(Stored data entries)
<<<<
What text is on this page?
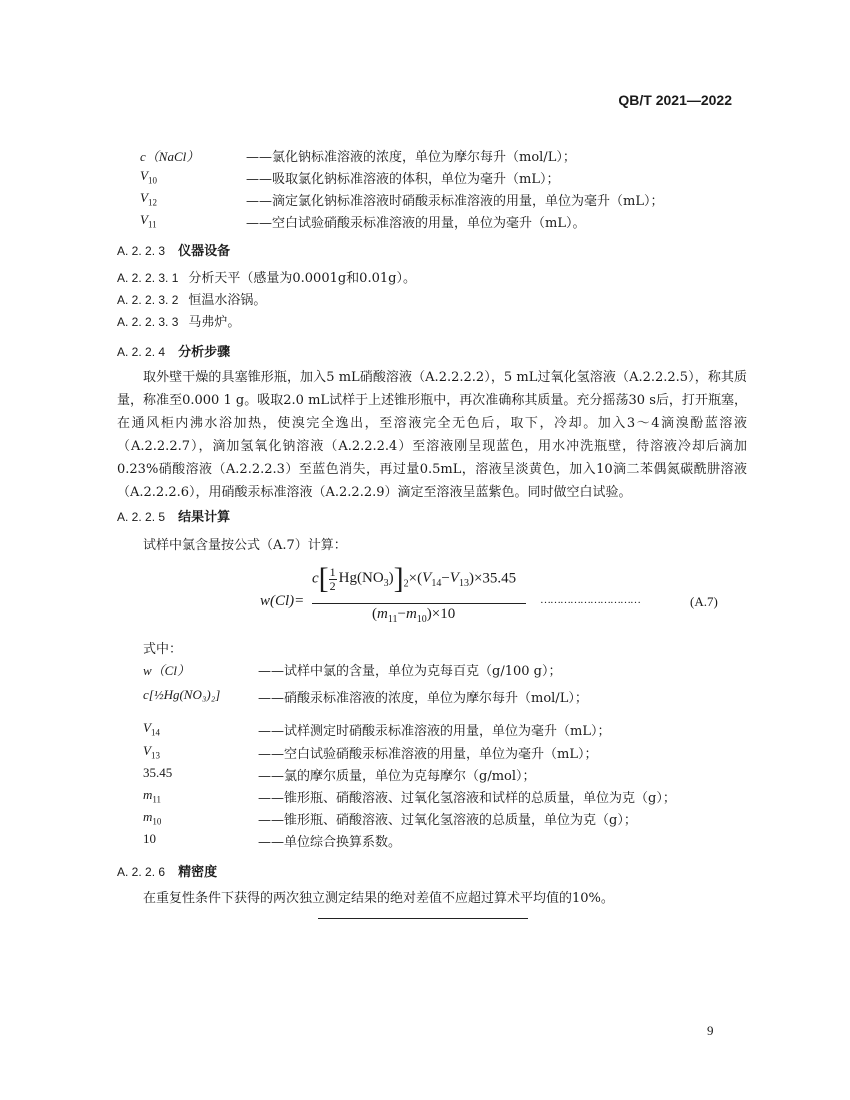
QB/T 2021—2022
c（NaCl）	——氯化钠标准溶液的浓度，单位为摩尔每升（mol/L）；
$V_{10}$	——吸取氯化钠标准溶液的体积，单位为毫升（mL）；
$V_{12}$	——滴定氯化钠标准溶液时硝酸汞标准溶液的用量，单位为毫升（mL）；
$V_{11}$	——空白试验硝酸汞标准溶液的用量，单位为毫升（mL）。
A. 2. 2. 3 仪器设备
A. 2. 2. 3. 1 分析天平（感量为0.0001g和0.01g）。
A. 2. 2. 3. 2 恒温水浴锅。
A. 2. 2. 3. 3 马弗炉。
A. 2. 2. 4 分析步骤
取外壁干燥的具塞锥形瓶，加入5 mL硝酸溶液（A.2.2.2.2），5 mL过氧化氢溶液（A.2.2.2.5），称其质量，称准至0.000 1 g。吸取2.0 mL试样于上述锥形瓶中，再次准确称其质量。充分摇荡30 s后，打开瓶塞，在通风柜内沸水浴加热，使溴完全逸出，至溶液完全无色后，取下，冷却。加入3～4滴溴酚蓝溶液（A.2.2.2.7），滴加氢氧化钠溶液（A.2.2.2.4）至溶液刚呈现蓝色，用水冲洗瓶壁，待溶液冷却后滴加0.23%硝酸溶液（A.2.2.2.3）至蓝色消失，再过量0.5mL，溶液呈淡黄色，加入10滴二苯偶氮碳酰肼溶液（A.2.2.2.6），用硝酸汞标准溶液（A.2.2.2.9）滴定至溶液呈蓝紫色。同时做空白试验。
A. 2. 2. 5 结果计算
试样中氯含量按公式（A.7）计算：
w(Cl)=
$c[ \frac{1}{2} Hg(NO_3)]_2\times(V_{14}-V_{13})\times 35.45$
$(m_{11}-m_{10})\times 10$
…………………………	(A.7)
式中：
w（Cl）	——试样中氯的含量，单位为克每百克（g/100 g）；
c[½Hg(NO₃)₂]	——硝酸汞标准溶液的浓度，单位为摩尔每升（mol/L）；
$V_{14}$	——试样测定时硝酸汞标准溶液的用量，单位为毫升（mL）；
$V_{13}$	——空白试验硝酸汞标准溶液的用量，单位为毫升（mL）；
35.45	——氯的摩尔质量，单位为克每摩尔（g/mol）；
$m_{11}$	——锥形瓶、硝酸溶液、过氧化氢溶液和试样的总质量，单位为克（g）；
$m_{10}$	——锥形瓶、硝酸溶液、过氧化氢溶液的总质量，单位为克（g）；
10	——单位综合换算系数。
A. 2. 2. 6 精密度
在重复性条件下获得的两次独立测定结果的绝对差值不应超过算术平均值的10%。
9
>>>>
EXERCISE:
Repeat the data exactly in full, omitting its pictures.

SOLVED PROBLEM:
What text is on this page?
QB/T 2021—2022
c（NaCl）	——氯化钠标准溶液的浓度，单位为摩尔每升（mol/L）；
$V_{10}$	——吸取氯化钠标准溶液的体积，单位为毫升（mL）；
$V_{12}$	——滴定氯化钠标准溶液时硝酸汞标准溶液的用量，单位为毫升（mL）；
$V_{11}$	——空白试验硝酸汞标准溶液的用量，单位为毫升（mL）。
A. 2. 2. 3 仪器设备
A. 2. 2. 3. 1 分析天平（感量为0.0001g和0.01g）。
A. 2. 2. 3. 2 恒温水浴锅。
A. 2. 2. 3. 3 马弗炉。
A. 2. 2. 4 分析步骤
取外壁干燥的具塞锥形瓶，加入5 mL硝酸溶液（A.2.2.2.2），5 mL过氧化氢溶液（A.2.2.2.5），称其质量，称准至0.000 1 g。吸取2.0 mL试样于上述锥形瓶中，再次准确称其质量。充分摇荡30 s后，打开瓶塞，在通风柜内沸水浴加热，使溴完全逸出，至溶液完全无色后，取下，冷却。加入3～4滴溴酚蓝溶液（A.2.2.2.7），滴加氢氧化钠溶液（A.2.2.2.4）至溶液刚呈现蓝色，用水冲洗瓶壁，待溶液冷却后滴加0.23%硝酸溶液（A.2.2.2.3）至蓝色消失，再过量0.5mL，溶液呈淡黄色，加入10滴二苯偶氮碳酰肼溶液（A.2.2.2.6），用硝酸汞标准溶液（A.2.2.2.9）滴定至溶液呈蓝紫色。同时做空白试验。
A. 2. 2. 5 结果计算
试样中氯含量按公式（A.7）计算：
w(Cl)=
$c[ \frac{1}{2} Hg(NO_3)]_2\times(V_{14}-V_{13})\times 35.45$
$(m_{11}-m_{10})\times 10$
…………………………	(A.7)
式中：
w（Cl）	——试样中氯的含量，单位为克每百克（g/100 g）；
c[½Hg(NO₃)₂]	——硝酸汞标准溶液的浓度，单位为摩尔每升（mol/L）；
$V_{14}$	——试样测定时硝酸汞标准溶液的用量，单位为毫升（mL）；
$V_{13}$	——空白试验硝酸汞标准溶液的用量，单位为毫升（mL）；
35.45	——氯的摩尔质量，单位为克每摩尔（g/mol）；
$m_{11}$	——锥形瓶、硝酸溶液、过氧化氢溶液和试样的总质量，单位为克（g）；
$m_{10}$	——锥形瓶、硝酸溶液、过氧化氢溶液的总质量，单位为克（g）；
10	——单位综合换算系数。
A. 2. 2. 6 精密度
在重复性条件下获得的两次独立测定结果的绝对差值不应超过算术平均值的10%。
9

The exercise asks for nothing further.